═════ EXERCISE DATA ═════

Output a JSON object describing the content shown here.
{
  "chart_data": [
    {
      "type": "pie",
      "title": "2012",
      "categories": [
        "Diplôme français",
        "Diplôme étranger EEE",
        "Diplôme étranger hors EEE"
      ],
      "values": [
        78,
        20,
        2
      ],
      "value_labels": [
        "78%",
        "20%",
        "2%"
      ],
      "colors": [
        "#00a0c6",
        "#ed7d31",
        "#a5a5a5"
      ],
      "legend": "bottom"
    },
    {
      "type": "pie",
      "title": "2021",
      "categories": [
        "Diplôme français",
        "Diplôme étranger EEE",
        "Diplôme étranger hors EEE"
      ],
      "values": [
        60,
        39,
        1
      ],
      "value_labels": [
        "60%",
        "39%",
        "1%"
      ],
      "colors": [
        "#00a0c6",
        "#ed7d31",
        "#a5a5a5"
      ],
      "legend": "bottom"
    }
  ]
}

═════

Set down the listing in full, keeping every word exactly as it is.

## RESULT FOR THIS TASK
Output a JSON object describing the content shown here.
{
  "chart_data": [
    {
      "type": "pie",
      "title": "2012",
      "categories": [
        "Diplôme français",
        "Diplôme étranger EEE",
        "Diplôme étranger hors EEE"
      ],
      "values": [
        78,
        20,
        2
      ],
      "value_labels": [
        "78%",
        "20%",
        "2%"
      ],
      "colors": [
        "#00a0c6",
        "#ed7d31",
        "#a5a5a5"
      ],
      "legend": "bottom"
    },
    {
      "type": "pie",
      "title": "2021",
      "categories": [
        "Diplôme français",
        "Diplôme étranger EEE",
        "Diplôme étranger hors EEE"
      ],
      "values": [
        60,
        39,
        1
      ],
      "value_labels": [
        "60%",
        "39%",
        "1%"
      ],
      "colors": [
        "#00a0c6",
        "#ed7d31",
        "#a5a5a5"
      ],
      "legend": "bottom"
    }
  ]
}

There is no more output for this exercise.